══ GIVEN RECORDS ══

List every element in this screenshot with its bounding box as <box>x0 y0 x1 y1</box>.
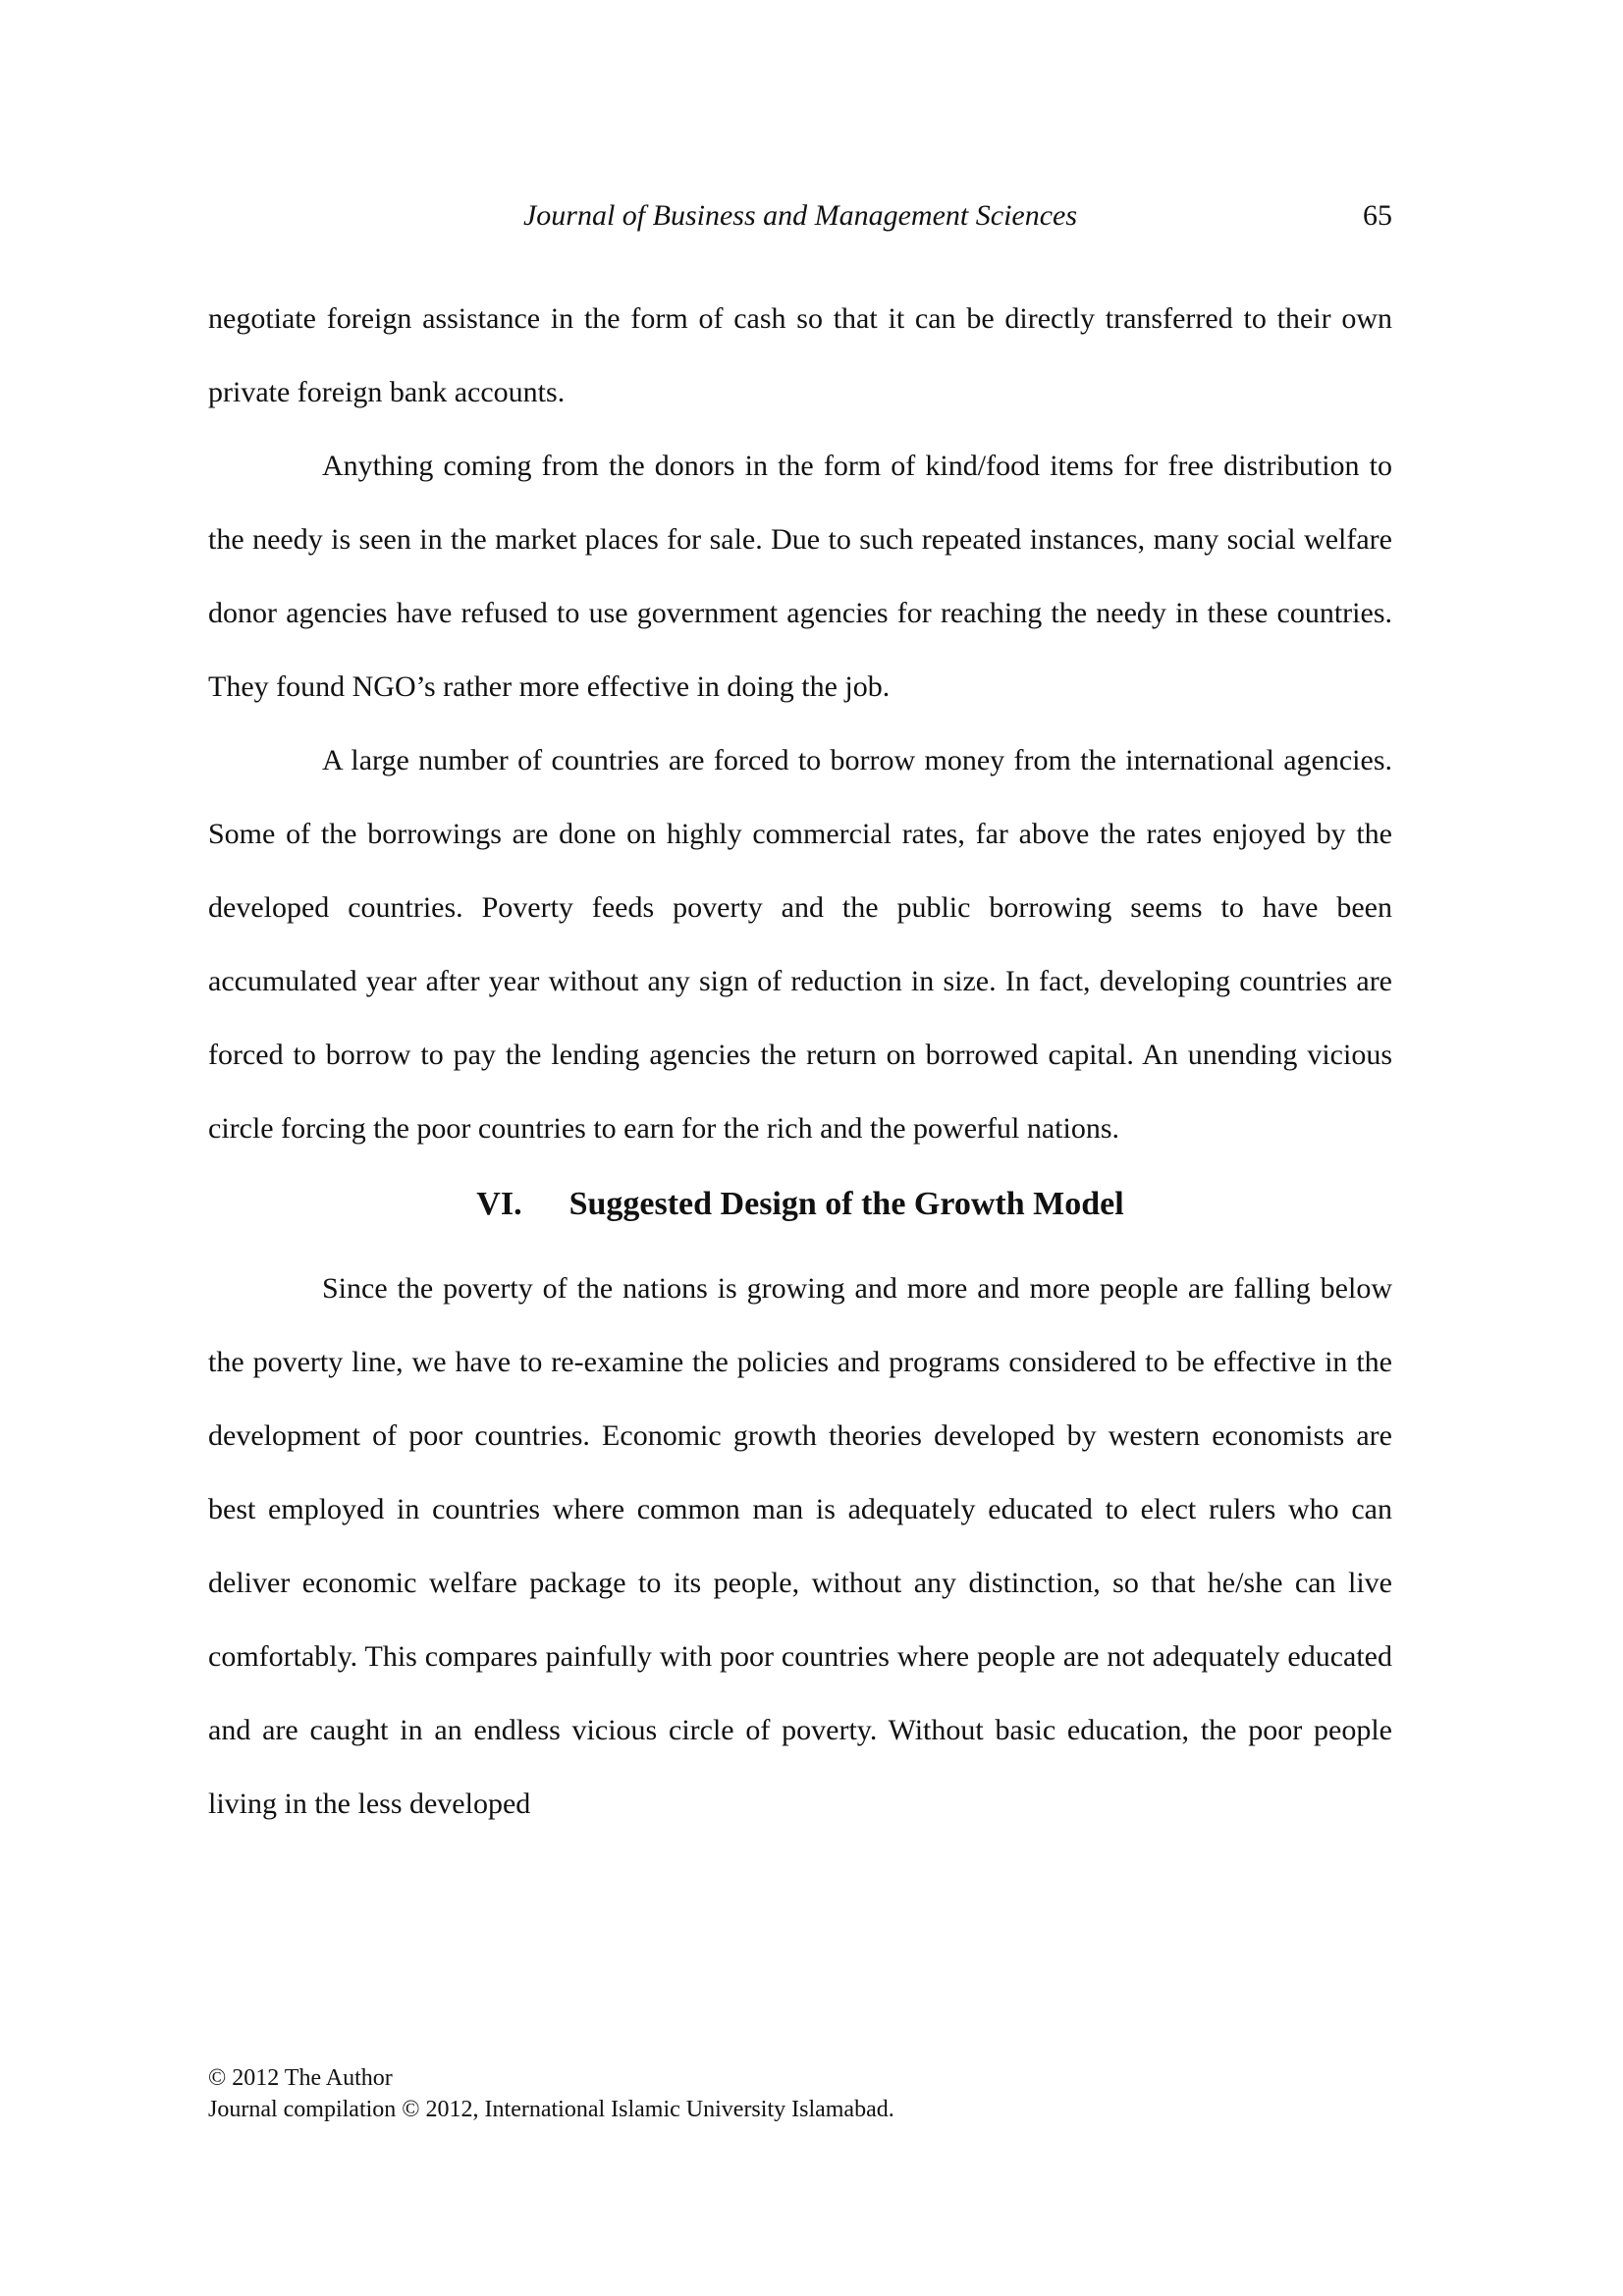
section-number: VI. <box>476 1186 522 1222</box>
paragraph-2: Anything coming from the donors in the form of kind/food items for free distribution to the needy is seen in the market places for sale. Due to such repeated instances, many social welfare donor agencies have refused to use government agencies for reaching the needy in these countries. They found NGO’s rather more effective in doing the job. <box>208 450 1392 703</box>
paragraph-1: negotiate foreign assistance in the form of cash so that it can be directly transferred to their own private foreign bank accounts. <box>208 302 1392 408</box>
journal-title: Journal of Business and Management Sciences <box>522 199 1078 232</box>
paragraph-4: Since the poverty of the nations is growing and more and more people are falling below the poverty line, we have to re-examine the policies and programs considered to be effective in the development of poor countries. Economic growth theories developed by western economists are best employed in countries where common man is adequately educated to elect rulers who can deliver economic welfare package to its people, without any distinction, so that he/she can live comfortably. This compares painfully with poor countries where people are not adequately educated and are caught in an endless vicious circle of poverty. Without basic education, the poor people living in the less developed <box>208 1272 1392 1820</box>
running-header <box>208 194 1392 238</box>
paragraph-3: A large number of countries are forced to borrow money from the international agencies. Some of the borrowings are done on highly commercial rates, far above the rates enjoyed by the developed countries. Poverty feeds poverty and the public borrowing seems to have been accumulated year after year without any sign of reduction in size. In fact, developing countries are forced to borrow to pay the lending agencies the return on borrowed capital. An unending vicious circle forcing the poor countries to earn for the rich and the powerful nations. <box>208 744 1392 1145</box>
copyright-footer <box>208 2062 894 2125</box>
body-text <box>208 282 1392 1841</box>
copyright-journal: Journal compilation © 2012, International Islamic University Islamabad. <box>208 2097 894 2122</box>
section-heading <box>208 1165 1392 1252</box>
copyright-author: © 2012 The Author <box>208 2065 393 2091</box>
page-number: 65 <box>1363 199 1392 232</box>
section-title: Suggested Design of the Growth Model <box>568 1186 1124 1222</box>
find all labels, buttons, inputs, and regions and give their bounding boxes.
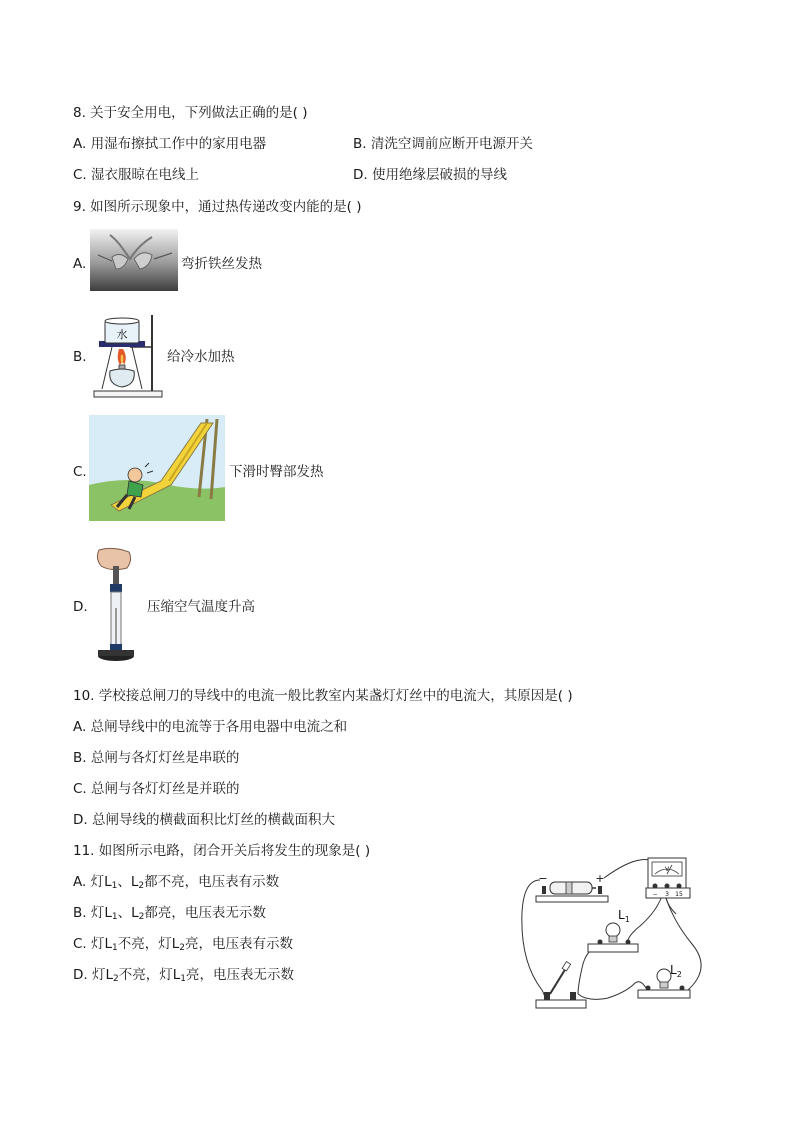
q8-option-c[interactable]: C. 湿衣服晾在电线上 [73, 167, 200, 183]
air-pump-image [93, 546, 143, 666]
beaker-label: 水 [116, 328, 128, 341]
q9-option-c-letter[interactable]: C. [73, 464, 87, 480]
slide-image [89, 415, 225, 521]
heating-water-image [90, 313, 165, 399]
battery-plus-label: + [595, 872, 605, 885]
q8-option-d[interactable]: D. 使用绝缘层破损的导线 [353, 167, 507, 183]
bending-wire-image [90, 229, 178, 291]
q10-option-a[interactable]: A. 总闸导线中的电流等于各用电器中电流之和 [73, 719, 348, 735]
voltmeter [646, 858, 690, 898]
q9-stem: 9. 如图所示现象中，通过热传递改变内能的是( ) [73, 199, 362, 215]
voltmeter-scale-label: V [664, 866, 670, 873]
q10-option-b[interactable]: B. 总闸与各灯灯丝是串联的 [73, 750, 240, 766]
q10-option-d[interactable]: D. 总闸导线的横截面积比灯丝的横截面积大 [73, 812, 335, 828]
lamp-l1 [588, 908, 638, 952]
battery [536, 872, 608, 902]
q9-option-b-letter[interactable]: B. [73, 349, 87, 365]
q11-option-d[interactable]: D. 灯$L_2$不亮，灯$L_1$亮，电压表无示数 [73, 967, 294, 984]
q9-option-a-letter[interactable]: A. [73, 256, 87, 272]
lamp-l2-label: $L_2$ [670, 963, 682, 979]
q9-option-a-caption: 弯折铁丝发热 [181, 256, 262, 272]
q11-option-a[interactable]: A. 灯$L_1$、$L_2$都不亮，电压表有示数 [73, 874, 280, 891]
q8-option-b[interactable]: B. 清洗空调前应断开电源开关 [353, 136, 533, 152]
q11-option-c[interactable]: C. 灯$L_1$不亮，灯$L_2$亮，电压表有示数 [73, 936, 294, 953]
q10-stem: 10. 学校接总闸刀的导线中的电流一般比教室内某盏灯灯丝中的电流大，其原因是( ) [73, 688, 573, 704]
battery-minus-label: − [538, 872, 548, 885]
q9-option-c-caption: 下滑时臀部发热 [229, 464, 324, 480]
voltmeter-terminal-label: 15 [675, 891, 683, 898]
circuit-diagram [516, 852, 728, 1014]
voltmeter-terminal-label: − [652, 891, 658, 898]
lamp-l2 [638, 963, 690, 998]
q9-option-d-letter[interactable]: D. [73, 599, 88, 615]
voltmeter-terminal-label: 3 [665, 891, 669, 898]
q9-option-b-caption: 给冷水加热 [167, 349, 235, 365]
q8-stem: 8. 关于安全用电，下列做法正确的是( ) [73, 105, 308, 121]
lamp-l1-label: $L_1$ [618, 908, 630, 924]
q11-option-b[interactable]: B. 灯$L_1$、$L_2$都亮，电压表无示数 [73, 905, 266, 922]
q8-option-a[interactable]: A. 用湿布擦拭工作中的家用电器 [73, 136, 267, 152]
q10-option-c[interactable]: C. 总闸与各灯灯丝是并联的 [73, 781, 240, 797]
q11-stem: 11. 如图所示电路，闭合开关后将发生的现象是( ) [73, 843, 371, 859]
q9-option-d-caption: 压缩空气温度升高 [147, 599, 255, 615]
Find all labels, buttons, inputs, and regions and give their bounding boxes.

═══

Update all the items above by replacing "screenshot" with "screen capture" and leaving everything else unchanged. Omit the pictures from your answer.

List every element in this screen capture with its bounding box as <box>x0 y0 x1 y1</box>.
section-number: VI. <box>476 1186 522 1222</box>
paragraph-2: Anything coming from the donors in the form of kind/food items for free distribution to the needy is seen in the market places for sale. Due to such repeated instances, many social welfare donor agencies have refused to use government agencies for reaching the needy in these countries. They found NGO’s rather more effective in doing the job. <box>208 450 1392 703</box>
paragraph-1: negotiate foreign assistance in the form of cash so that it can be directly transferred to their own private foreign bank accounts. <box>208 302 1392 408</box>
journal-title: Journal of Business and Management Sciences <box>522 199 1078 232</box>
paragraph-4: Since the poverty of the nations is growing and more and more people are falling below the poverty line, we have to re-examine the policies and programs considered to be effective in the development of poor countries. Economic growth theories developed by western economists are best employed in countries where common man is adequately educated to elect rulers who can deliver economic welfare package to its people, without any distinction, so that he/she can live comfortably. This compares painfully with poor countries where people are not adequately educated and are caught in an endless vicious circle of poverty. Without basic education, the poor people living in the less developed <box>208 1272 1392 1820</box>
running-header <box>208 194 1392 238</box>
paragraph-3: A large number of countries are forced to borrow money from the international agencies. Some of the borrowings are done on highly commercial rates, far above the rates enjoyed by the developed countries. Poverty feeds poverty and the public borrowing seems to have been accumulated year after year without any sign of reduction in size. In fact, developing countries are forced to borrow to pay the lending agencies the return on borrowed capital. An unending vicious circle forcing the poor countries to earn for the rich and the powerful nations. <box>208 744 1392 1145</box>
copyright-footer <box>208 2062 894 2125</box>
body-text <box>208 282 1392 1841</box>
copyright-journal: Journal compilation © 2012, International Islamic University Islamabad. <box>208 2097 894 2122</box>
section-heading <box>208 1165 1392 1252</box>
copyright-author: © 2012 The Author <box>208 2065 393 2091</box>
page-number: 65 <box>1363 199 1392 232</box>
section-title: Suggested Design of the Growth Model <box>568 1186 1124 1222</box>
find all labels, buttons, inputs, and regions and give their bounding boxes.
q8-option-c[interactable]: C. 湿衣服晾在电线上 [73, 167, 200, 183]
air-pump-image [93, 546, 143, 666]
beaker-label: 水 [116, 328, 128, 341]
q9-option-c-letter[interactable]: C. [73, 464, 87, 480]
slide-image [89, 415, 225, 521]
heating-water-image [90, 313, 165, 399]
battery-plus-label: + [595, 872, 605, 885]
q8-option-d[interactable]: D. 使用绝缘层破损的导线 [353, 167, 507, 183]
bending-wire-image [90, 229, 178, 291]
q10-option-a[interactable]: A. 总闸导线中的电流等于各用电器中电流之和 [73, 719, 348, 735]
voltmeter [646, 858, 690, 898]
q9-stem: 9. 如图所示现象中，通过热传递改变内能的是( ) [73, 199, 362, 215]
voltmeter-scale-label: V [664, 866, 670, 873]
q10-option-b[interactable]: B. 总闸与各灯灯丝是串联的 [73, 750, 240, 766]
q10-option-d[interactable]: D. 总闸导线的横截面积比灯丝的横截面积大 [73, 812, 335, 828]
lamp-l1 [588, 908, 638, 952]
battery [536, 872, 608, 902]
q9-option-b-letter[interactable]: B. [73, 349, 87, 365]
q11-option-d[interactable]: D. 灯$L_2$不亮，灯$L_1$亮，电压表无示数 [73, 967, 294, 984]
q9-option-a-letter[interactable]: A. [73, 256, 87, 272]
lamp-l2-label: $L_2$ [670, 963, 682, 979]
q9-option-a-caption: 弯折铁丝发热 [181, 256, 262, 272]
q11-option-a[interactable]: A. 灯$L_1$、$L_2$都不亮，电压表有示数 [73, 874, 280, 891]
q8-option-b[interactable]: B. 清洗空调前应断开电源开关 [353, 136, 533, 152]
q11-option-c[interactable]: C. 灯$L_1$不亮，灯$L_2$亮，电压表有示数 [73, 936, 294, 953]
q10-stem: 10. 学校接总闸刀的导线中的电流一般比教室内某盏灯灯丝中的电流大，其原因是( ) [73, 688, 573, 704]
battery-minus-label: − [538, 872, 548, 885]
q9-option-c-caption: 下滑时臀部发热 [229, 464, 324, 480]
voltmeter-terminal-label: 15 [675, 891, 683, 898]
circuit-diagram [516, 852, 728, 1014]
voltmeter-terminal-label: − [652, 891, 658, 898]
lamp-l2 [638, 963, 690, 998]
q9-option-d-letter[interactable]: D. [73, 599, 88, 615]
voltmeter-terminal-label: 3 [665, 891, 669, 898]
q9-option-b-caption: 给冷水加热 [167, 349, 235, 365]
q8-stem: 8. 关于安全用电，下列做法正确的是( ) [73, 105, 308, 121]
lamp-l1-label: $L_1$ [618, 908, 630, 924]
q11-option-b[interactable]: B. 灯$L_1$、$L_2$都亮，电压表无示数 [73, 905, 266, 922]
q8-option-a[interactable]: A. 用湿布擦拭工作中的家用电器 [73, 136, 267, 152]
q10-option-c[interactable]: C. 总闸与各灯灯丝是并联的 [73, 781, 240, 797]
q11-stem: 11. 如图所示电路，闭合开关后将发生的现象是( ) [73, 843, 371, 859]
q9-option-d-caption: 压缩空气温度升高 [147, 599, 255, 615]
Find all labels, buttons, inputs, and regions and give their bounding boxes.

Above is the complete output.